**Written problem:**
Reproduce all of the listing below without alteration.
### Stored records ###
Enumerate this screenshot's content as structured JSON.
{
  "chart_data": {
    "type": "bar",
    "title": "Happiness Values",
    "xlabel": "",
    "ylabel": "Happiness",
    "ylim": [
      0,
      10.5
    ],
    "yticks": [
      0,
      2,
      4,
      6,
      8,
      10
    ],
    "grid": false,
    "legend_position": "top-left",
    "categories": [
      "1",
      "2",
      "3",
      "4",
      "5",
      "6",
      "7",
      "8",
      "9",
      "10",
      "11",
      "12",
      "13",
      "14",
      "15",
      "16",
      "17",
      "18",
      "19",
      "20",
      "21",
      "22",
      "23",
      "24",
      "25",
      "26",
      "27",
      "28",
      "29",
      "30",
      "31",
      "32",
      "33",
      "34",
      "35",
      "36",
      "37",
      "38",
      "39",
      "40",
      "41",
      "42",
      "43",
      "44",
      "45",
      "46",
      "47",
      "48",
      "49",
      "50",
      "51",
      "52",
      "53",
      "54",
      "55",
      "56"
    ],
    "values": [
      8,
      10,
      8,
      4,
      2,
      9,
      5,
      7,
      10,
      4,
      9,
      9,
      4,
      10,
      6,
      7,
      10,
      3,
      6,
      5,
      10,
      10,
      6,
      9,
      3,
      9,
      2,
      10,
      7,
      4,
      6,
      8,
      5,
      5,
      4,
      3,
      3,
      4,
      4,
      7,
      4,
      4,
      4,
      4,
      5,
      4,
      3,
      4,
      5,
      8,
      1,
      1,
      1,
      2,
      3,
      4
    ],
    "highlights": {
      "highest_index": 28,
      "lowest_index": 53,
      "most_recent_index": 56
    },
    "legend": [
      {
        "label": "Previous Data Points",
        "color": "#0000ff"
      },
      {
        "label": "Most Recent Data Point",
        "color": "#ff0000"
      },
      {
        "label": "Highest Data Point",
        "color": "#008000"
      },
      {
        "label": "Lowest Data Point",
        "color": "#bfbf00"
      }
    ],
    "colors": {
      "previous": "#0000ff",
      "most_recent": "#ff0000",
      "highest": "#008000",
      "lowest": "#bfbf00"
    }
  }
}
###
**Worked answer:**
Enumerate this screenshot's content as structured JSON.
{
  "chart_data": {
    "type": "bar",
    "title": "Happiness Values",
    "xlabel": "",
    "ylabel": "Happiness",
    "ylim": [
      0,
      10.5
    ],
    "yticks": [
      0,
      2,
      4,
      6,
      8,
      10
    ],
    "grid": false,
    "legend_position": "top-left",
    "categories": [
      "1",
      "2",
      "3",
      "4",
      "5",
      "6",
      "7",
      "8",
      "9",
      "10",
      "11",
      "12",
      "13",
      "14",
      "15",
      "16",
      "17",
      "18",
      "19",
      "20",
      "21",
      "22",
      "23",
      "24",
      "25",
      "26",
      "27",
      "28",
      "29",
      "30",
      "31",
      "32",
      "33",
      "34",
      "35",
      "36",
      "37",
      "38",
      "39",
      "40",
      "41",
      "42",
      "43",
      "44",
      "45",
      "46",
      "47",
      "48",
      "49",
      "50",
      "51",
      "52",
      "53",
      "54",
      "55",
      "56"
    ],
    "values": [
      8,
      10,
      8,
      4,
      2,
      9,
      5,
      7,
      10,
      4,
      9,
      9,
      4,
      10,
      6,
      7,
      10,
      3,
      6,
      5,
      10,
      10,
      6,
      9,
      3,
      9,
      2,
      10,
      7,
      4,
      6,
      8,
      5,
      5,
      4,
      3,
      3,
      4,
      4,
      7,
      4,
      4,
      4,
      4,
      5,
      4,
      3,
      4,
      5,
      8,
      1,
      1,
      1,
      2,
      3,
      4
    ],
    "highlights": {
      "highest_index": 28,
      "lowest_index": 53,
      "most_recent_index": 56
    },
    "legend": [
      {
        "label": "Previous Data Points",
        "color": "#0000ff"
      },
      {
        "label": "Most Recent Data Point",
        "color": "#ff0000"
      },
      {
        "label": "Highest Data Point",
        "color": "#008000"
      },
      {
        "label": "Lowest Data Point",
        "color": "#bfbf00"
      }
    ],
    "colors": {
      "previous": "#0000ff",
      "most_recent": "#ff0000",
      "highest": "#008000",
      "lowest": "#bfbf00"
    }
  }
}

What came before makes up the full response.